— Exercise goal —
Restate the complete material exactly.
-- begin --
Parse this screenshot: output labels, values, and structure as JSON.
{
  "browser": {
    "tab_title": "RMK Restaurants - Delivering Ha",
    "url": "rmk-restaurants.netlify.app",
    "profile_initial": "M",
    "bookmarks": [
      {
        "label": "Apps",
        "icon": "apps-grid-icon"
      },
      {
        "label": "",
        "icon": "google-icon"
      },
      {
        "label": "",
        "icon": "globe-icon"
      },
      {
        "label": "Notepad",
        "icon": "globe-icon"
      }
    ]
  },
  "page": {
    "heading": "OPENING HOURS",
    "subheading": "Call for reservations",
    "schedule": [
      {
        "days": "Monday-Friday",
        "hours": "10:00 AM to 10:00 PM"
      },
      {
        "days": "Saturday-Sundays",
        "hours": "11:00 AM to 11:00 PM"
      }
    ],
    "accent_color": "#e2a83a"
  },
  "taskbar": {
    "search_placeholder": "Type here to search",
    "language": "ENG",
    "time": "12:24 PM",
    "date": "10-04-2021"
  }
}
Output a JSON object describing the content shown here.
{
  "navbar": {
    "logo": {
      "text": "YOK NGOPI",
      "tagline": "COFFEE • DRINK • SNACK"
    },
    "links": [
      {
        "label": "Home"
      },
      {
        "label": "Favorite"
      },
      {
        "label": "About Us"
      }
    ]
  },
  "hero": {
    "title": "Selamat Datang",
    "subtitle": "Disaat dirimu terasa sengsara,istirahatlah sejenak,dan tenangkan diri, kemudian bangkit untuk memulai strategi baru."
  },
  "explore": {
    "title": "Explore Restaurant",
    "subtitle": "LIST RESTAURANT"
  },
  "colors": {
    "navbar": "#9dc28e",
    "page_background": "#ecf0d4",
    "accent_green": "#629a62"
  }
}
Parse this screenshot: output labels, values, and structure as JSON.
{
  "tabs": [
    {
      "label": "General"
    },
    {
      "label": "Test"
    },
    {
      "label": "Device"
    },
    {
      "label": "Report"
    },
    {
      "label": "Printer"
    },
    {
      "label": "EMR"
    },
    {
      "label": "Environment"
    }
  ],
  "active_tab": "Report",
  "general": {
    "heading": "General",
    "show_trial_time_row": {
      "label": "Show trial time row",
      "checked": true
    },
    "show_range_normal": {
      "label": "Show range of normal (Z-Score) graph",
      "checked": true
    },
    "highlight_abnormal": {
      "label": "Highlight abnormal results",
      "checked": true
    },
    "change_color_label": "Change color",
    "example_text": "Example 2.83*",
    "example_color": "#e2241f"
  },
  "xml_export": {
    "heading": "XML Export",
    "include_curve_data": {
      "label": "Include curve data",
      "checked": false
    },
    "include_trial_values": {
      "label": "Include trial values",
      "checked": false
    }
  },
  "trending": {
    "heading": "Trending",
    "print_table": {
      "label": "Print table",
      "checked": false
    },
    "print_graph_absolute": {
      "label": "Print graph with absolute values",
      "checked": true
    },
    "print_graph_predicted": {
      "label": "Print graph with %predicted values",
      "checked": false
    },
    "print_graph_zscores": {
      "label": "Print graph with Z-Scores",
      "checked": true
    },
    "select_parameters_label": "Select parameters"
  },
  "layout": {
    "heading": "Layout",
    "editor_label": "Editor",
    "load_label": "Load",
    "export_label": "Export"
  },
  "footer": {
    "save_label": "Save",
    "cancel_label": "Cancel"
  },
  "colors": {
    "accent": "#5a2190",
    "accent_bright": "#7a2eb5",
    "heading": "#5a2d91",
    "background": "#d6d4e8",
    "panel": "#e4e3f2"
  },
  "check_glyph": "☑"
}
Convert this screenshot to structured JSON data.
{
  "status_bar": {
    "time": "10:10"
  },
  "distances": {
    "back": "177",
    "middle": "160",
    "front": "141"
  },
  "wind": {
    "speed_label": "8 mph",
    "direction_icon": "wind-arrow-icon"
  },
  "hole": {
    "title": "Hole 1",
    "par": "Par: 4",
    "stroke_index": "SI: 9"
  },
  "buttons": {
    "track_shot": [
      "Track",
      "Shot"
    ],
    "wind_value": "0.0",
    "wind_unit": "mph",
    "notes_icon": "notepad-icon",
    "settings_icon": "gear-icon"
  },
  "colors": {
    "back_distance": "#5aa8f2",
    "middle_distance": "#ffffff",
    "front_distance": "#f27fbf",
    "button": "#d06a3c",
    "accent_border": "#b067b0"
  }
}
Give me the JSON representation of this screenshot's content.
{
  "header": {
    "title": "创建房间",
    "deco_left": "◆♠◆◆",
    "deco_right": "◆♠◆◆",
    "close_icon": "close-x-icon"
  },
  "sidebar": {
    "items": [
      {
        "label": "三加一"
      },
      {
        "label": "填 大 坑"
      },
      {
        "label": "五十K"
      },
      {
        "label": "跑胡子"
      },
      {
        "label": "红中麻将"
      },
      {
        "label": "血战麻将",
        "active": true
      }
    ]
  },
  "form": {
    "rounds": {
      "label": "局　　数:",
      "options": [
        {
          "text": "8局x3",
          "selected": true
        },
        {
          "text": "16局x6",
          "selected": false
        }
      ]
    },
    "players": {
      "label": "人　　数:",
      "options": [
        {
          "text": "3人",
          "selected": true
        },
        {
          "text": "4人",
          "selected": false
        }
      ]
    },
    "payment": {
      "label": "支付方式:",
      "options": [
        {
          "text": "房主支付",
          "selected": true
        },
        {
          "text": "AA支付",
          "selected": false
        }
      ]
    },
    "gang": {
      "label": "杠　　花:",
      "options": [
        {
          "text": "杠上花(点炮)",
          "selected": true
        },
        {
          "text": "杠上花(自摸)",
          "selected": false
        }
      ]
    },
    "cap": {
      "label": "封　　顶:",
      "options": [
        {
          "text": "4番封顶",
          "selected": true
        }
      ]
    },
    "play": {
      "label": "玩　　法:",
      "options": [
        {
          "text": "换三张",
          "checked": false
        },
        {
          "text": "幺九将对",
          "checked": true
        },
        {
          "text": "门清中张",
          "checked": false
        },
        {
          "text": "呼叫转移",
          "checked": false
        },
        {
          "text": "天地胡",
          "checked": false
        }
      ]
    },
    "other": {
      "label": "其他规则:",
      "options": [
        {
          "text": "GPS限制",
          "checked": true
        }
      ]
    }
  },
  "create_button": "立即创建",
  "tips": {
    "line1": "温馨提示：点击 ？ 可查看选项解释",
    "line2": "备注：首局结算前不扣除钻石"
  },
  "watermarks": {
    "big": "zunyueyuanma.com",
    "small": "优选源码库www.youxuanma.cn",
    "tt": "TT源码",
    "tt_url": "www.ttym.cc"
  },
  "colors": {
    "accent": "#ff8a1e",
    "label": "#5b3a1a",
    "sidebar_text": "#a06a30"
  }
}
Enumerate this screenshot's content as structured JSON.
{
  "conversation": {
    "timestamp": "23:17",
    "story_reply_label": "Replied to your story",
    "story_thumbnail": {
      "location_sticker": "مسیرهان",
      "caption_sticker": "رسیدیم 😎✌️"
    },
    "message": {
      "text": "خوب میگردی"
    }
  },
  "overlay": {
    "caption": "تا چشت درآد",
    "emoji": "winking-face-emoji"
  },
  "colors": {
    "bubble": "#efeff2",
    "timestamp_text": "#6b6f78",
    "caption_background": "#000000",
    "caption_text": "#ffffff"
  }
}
-- end --
— Correct answer —
Parse this screenshot: output labels, values, and structure as JSON.
{
  "browser": {
    "tab_title": "RMK Restaurants - Delivering Ha",
    "url": "rmk-restaurants.netlify.app",
    "profile_initial": "M",
    "bookmarks": [
      {
        "label": "Apps",
        "icon": "apps-grid-icon"
      },
      {
        "label": "",
        "icon": "google-icon"
      },
      {
        "label": "",
        "icon": "globe-icon"
      },
      {
        "label": "Notepad",
        "icon": "globe-icon"
      }
    ]
  },
  "page": {
    "heading": "OPENING HOURS",
    "subheading": "Call for reservations",
    "schedule": [
      {
        "days": "Monday-Friday",
        "hours": "10:00 AM to 10:00 PM"
      },
      {
        "days": "Saturday-Sundays",
        "hours": "11:00 AM to 11:00 PM"
      }
    ],
    "accent_color": "#e2a83a"
  },
  "taskbar": {
    "search_placeholder": "Type here to search",
    "language": "ENG",
    "time": "12:24 PM",
    "date": "10-04-2021"
  }
}
Output a JSON object describing the content shown here.
{
  "navbar": {
    "logo": {
      "text": "YOK NGOPI",
      "tagline": "COFFEE • DRINK • SNACK"
    },
    "links": [
      {
        "label": "Home"
      },
      {
        "label": "Favorite"
      },
      {
        "label": "About Us"
      }
    ]
  },
  "hero": {
    "title": "Selamat Datang",
    "subtitle": "Disaat dirimu terasa sengsara,istirahatlah sejenak,dan tenangkan diri, kemudian bangkit untuk memulai strategi baru."
  },
  "explore": {
    "title": "Explore Restaurant",
    "subtitle": "LIST RESTAURANT"
  },
  "colors": {
    "navbar": "#9dc28e",
    "page_background": "#ecf0d4",
    "accent_green": "#629a62"
  }
}
Parse this screenshot: output labels, values, and structure as JSON.
{
  "tabs": [
    {
      "label": "General"
    },
    {
      "label": "Test"
    },
    {
      "label": "Device"
    },
    {
      "label": "Report"
    },
    {
      "label": "Printer"
    },
    {
      "label": "EMR"
    },
    {
      "label": "Environment"
    }
  ],
  "active_tab": "Report",
  "general": {
    "heading": "General",
    "show_trial_time_row": {
      "label": "Show trial time row",
      "checked": true
    },
    "show_range_normal": {
      "label": "Show range of normal (Z-Score) graph",
      "checked": true
    },
    "highlight_abnormal": {
      "label": "Highlight abnormal results",
      "checked": true
    },
    "change_color_label": "Change color",
    "example_text": "Example 2.83*",
    "example_color": "#e2241f"
  },
  "xml_export": {
    "heading": "XML Export",
    "include_curve_data": {
      "label": "Include curve data",
      "checked": false
    },
    "include_trial_values": {
      "label": "Include trial values",
      "checked": false
    }
  },
  "trending": {
    "heading": "Trending",
    "print_table": {
      "label": "Print table",
      "checked": false
    },
    "print_graph_absolute": {
      "label": "Print graph with absolute values",
      "checked": true
    },
    "print_graph_predicted": {
      "label": "Print graph with %predicted values",
      "checked": false
    },
    "print_graph_zscores": {
      "label": "Print graph with Z-Scores",
      "checked": true
    },
    "select_parameters_label": "Select parameters"
  },
  "layout": {
    "heading": "Layout",
    "editor_label": "Editor",
    "load_label": "Load",
    "export_label": "Export"
  },
  "footer": {
    "save_label": "Save",
    "cancel_label": "Cancel"
  },
  "colors": {
    "accent": "#5a2190",
    "accent_bright": "#7a2eb5",
    "heading": "#5a2d91",
    "background": "#d6d4e8",
    "panel": "#e4e3f2"
  },
  "check_glyph": "☑"
}
Convert this screenshot to structured JSON data.
{
  "status_bar": {
    "time": "10:10"
  },
  "distances": {
    "back": "177",
    "middle": "160",
    "front": "141"
  },
  "wind": {
    "speed_label": "8 mph",
    "direction_icon": "wind-arrow-icon"
  },
  "hole": {
    "title": "Hole 1",
    "par": "Par: 4",
    "stroke_index": "SI: 9"
  },
  "buttons": {
    "track_shot": [
      "Track",
      "Shot"
    ],
    "wind_value": "0.0",
    "wind_unit": "mph",
    "notes_icon": "notepad-icon",
    "settings_icon": "gear-icon"
  },
  "colors": {
    "back_distance": "#5aa8f2",
    "middle_distance": "#ffffff",
    "front_distance": "#f27fbf",
    "button": "#d06a3c",
    "accent_border": "#b067b0"
  }
}
Give me the JSON representation of this screenshot's content.
{
  "header": {
    "title": "创建房间",
    "deco_left": "◆♠◆◆",
    "deco_right": "◆♠◆◆",
    "close_icon": "close-x-icon"
  },
  "sidebar": {
    "items": [
      {
        "label": "三加一"
      },
      {
        "label": "填 大 坑"
      },
      {
        "label": "五十K"
      },
      {
        "label": "跑胡子"
      },
      {
        "label": "红中麻将"
      },
      {
        "label": "血战麻将",
        "active": true
      }
    ]
  },
  "form": {
    "rounds": {
      "label": "局　　数:",
      "options": [
        {
          "text": "8局x3",
          "selected": true
        },
        {
          "text": "16局x6",
          "selected": false
        }
      ]
    },
    "players": {
      "label": "人　　数:",
      "options": [
        {
          "text": "3人",
          "selected": true
        },
        {
          "text": "4人",
          "selected": false
        }
      ]
    },
    "payment": {
      "label": "支付方式:",
      "options": [
        {
          "text": "房主支付",
          "selected": true
        },
        {
          "text": "AA支付",
          "selected": false
        }
      ]
    },
    "gang": {
      "label": "杠　　花:",
      "options": [
        {
          "text": "杠上花(点炮)",
          "selected": true
        },
        {
          "text": "杠上花(自摸)",
          "selected": false
        }
      ]
    },
    "cap": {
      "label": "封　　顶:",
      "options": [
        {
          "text": "4番封顶",
          "selected": true
        }
      ]
    },
    "play": {
      "label": "玩　　法:",
      "options": [
        {
          "text": "换三张",
          "checked": false
        },
        {
          "text": "幺九将对",
          "checked": true
        },
        {
          "text": "门清中张",
          "checked": false
        },
        {
          "text": "呼叫转移",
          "checked": false
        },
        {
          "text": "天地胡",
          "checked": false
        }
      ]
    },
    "other": {
      "label": "其他规则:",
      "options": [
        {
          "text": "GPS限制",
          "checked": true
        }
      ]
    }
  },
  "create_button": "立即创建",
  "tips": {
    "line1": "温馨提示：点击 ？ 可查看选项解释",
    "line2": "备注：首局结算前不扣除钻石"
  },
  "watermarks": {
    "big": "zunyueyuanma.com",
    "small": "优选源码库www.youxuanma.cn",
    "tt": "TT源码",
    "tt_url": "www.ttym.cc"
  },
  "colors": {
    "accent": "#ff8a1e",
    "label": "#5b3a1a",
    "sidebar_text": "#a06a30"
  }
}
Enumerate this screenshot's content as structured JSON.
{
  "conversation": {
    "timestamp": "23:17",
    "story_reply_label": "Replied to your story",
    "story_thumbnail": {
      "location_sticker": "مسیرهان",
      "caption_sticker": "رسیدیم 😎✌️"
    },
    "message": {
      "text": "خوب میگردی"
    }
  },
  "overlay": {
    "caption": "تا چشت درآد",
    "emoji": "winking-face-emoji"
  },
  "colors": {
    "bubble": "#efeff2",
    "timestamp_text": "#6b6f78",
    "caption_background": "#000000",
    "caption_text": "#ffffff"
  }
}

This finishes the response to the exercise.